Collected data

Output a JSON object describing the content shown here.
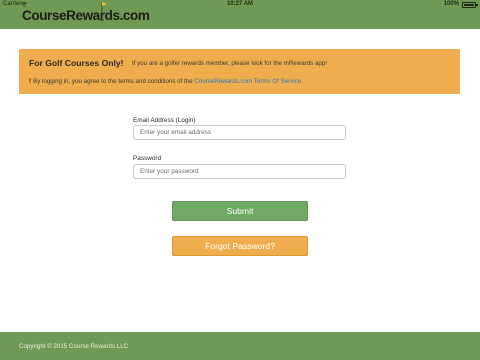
{
  "status_bar": {
    "carrier": "Carrier",
    "time": "10:27 AM",
    "battery": "100%"
  },
  "header": {
    "logo_text": "CourseRewards.com",
    "background_color": "#6e9a53"
  },
  "notice": {
    "title": "For Golf Courses Only!",
    "message": "If you are a golfer rewards member, please look for the mRewards app!",
    "terms_icon": "!",
    "terms_prefix": "By logging in, you agree to the terms and conditions of the",
    "terms_link": "CourseRewards.com Terms Of Service.",
    "background_color": "#f0ad4e"
  },
  "form": {
    "email_label": "Email Address (Login)",
    "email_placeholder": "Enter your email address",
    "email_value": "",
    "password_label": "Password",
    "password_placeholder": "Enter your password",
    "password_value": "",
    "submit_label": "Submit",
    "forgot_label": "Forgot Password?"
  },
  "footer": {
    "copyright": "Copyright © 2015 Course Rewards LLC"
  }
}
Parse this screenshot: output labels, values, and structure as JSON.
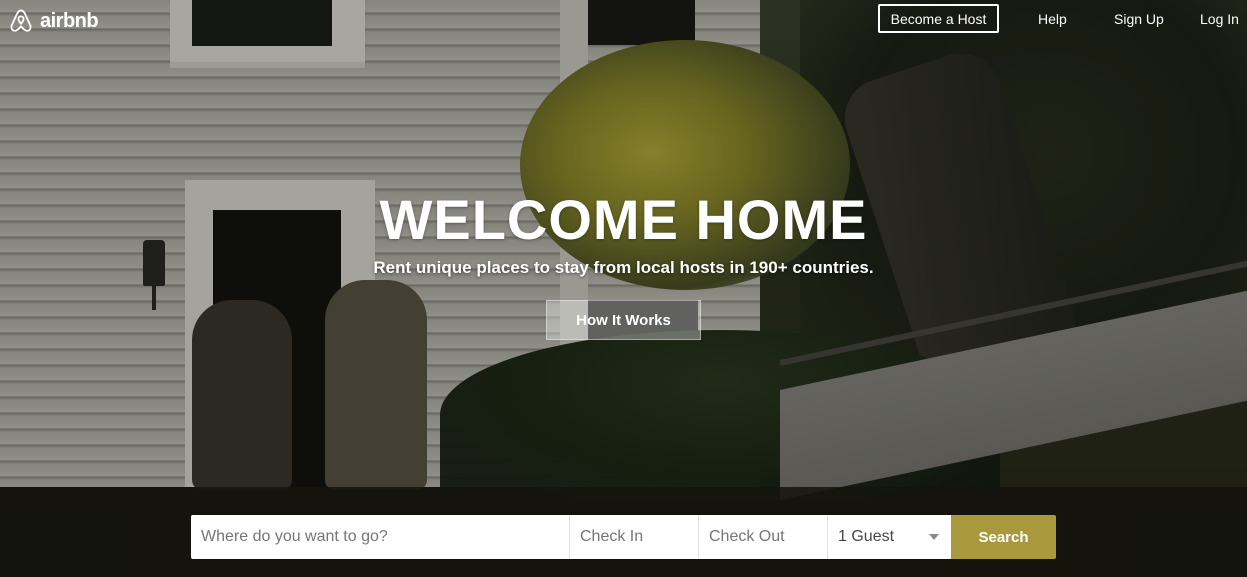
{
  "brand": {
    "name": "airbnb",
    "logo_icon": "airbnb-belo-icon"
  },
  "nav": {
    "become_host": "Become a Host",
    "help": "Help",
    "sign_up": "Sign Up",
    "log_in": "Log In"
  },
  "hero": {
    "title": "WELCOME HOME",
    "subtitle": "Rent unique places to stay from local hosts in 190+ countries.",
    "cta": "How It Works"
  },
  "search": {
    "where_placeholder": "Where do you want to go?",
    "checkin_placeholder": "Check In",
    "checkout_placeholder": "Check Out",
    "guests_value": "1 Guest",
    "button_label": "Search"
  },
  "colors": {
    "search_button": "#a9993c",
    "text_on_hero": "#ffffff"
  }
}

# To be done
Every line from the one containing "Parse this screenshot: output" through the end of the data above should be copied exactly; nothing else is copied, and pictures are omitted.

# Result
Parse this screenshot: output labels, values, and structure as JSON.
{
  "brand": {
    "name": "airbnb",
    "logo_icon": "airbnb-belo-icon"
  },
  "nav": {
    "become_host": "Become a Host",
    "help": "Help",
    "sign_up": "Sign Up",
    "log_in": "Log In"
  },
  "hero": {
    "title": "WELCOME HOME",
    "subtitle": "Rent unique places to stay from local hosts in 190+ countries.",
    "cta": "How It Works"
  },
  "search": {
    "where_placeholder": "Where do you want to go?",
    "checkin_placeholder": "Check In",
    "checkout_placeholder": "Check Out",
    "guests_value": "1 Guest",
    "button_label": "Search"
  },
  "colors": {
    "search_button": "#a9993c",
    "text_on_hero": "#ffffff"
  }
}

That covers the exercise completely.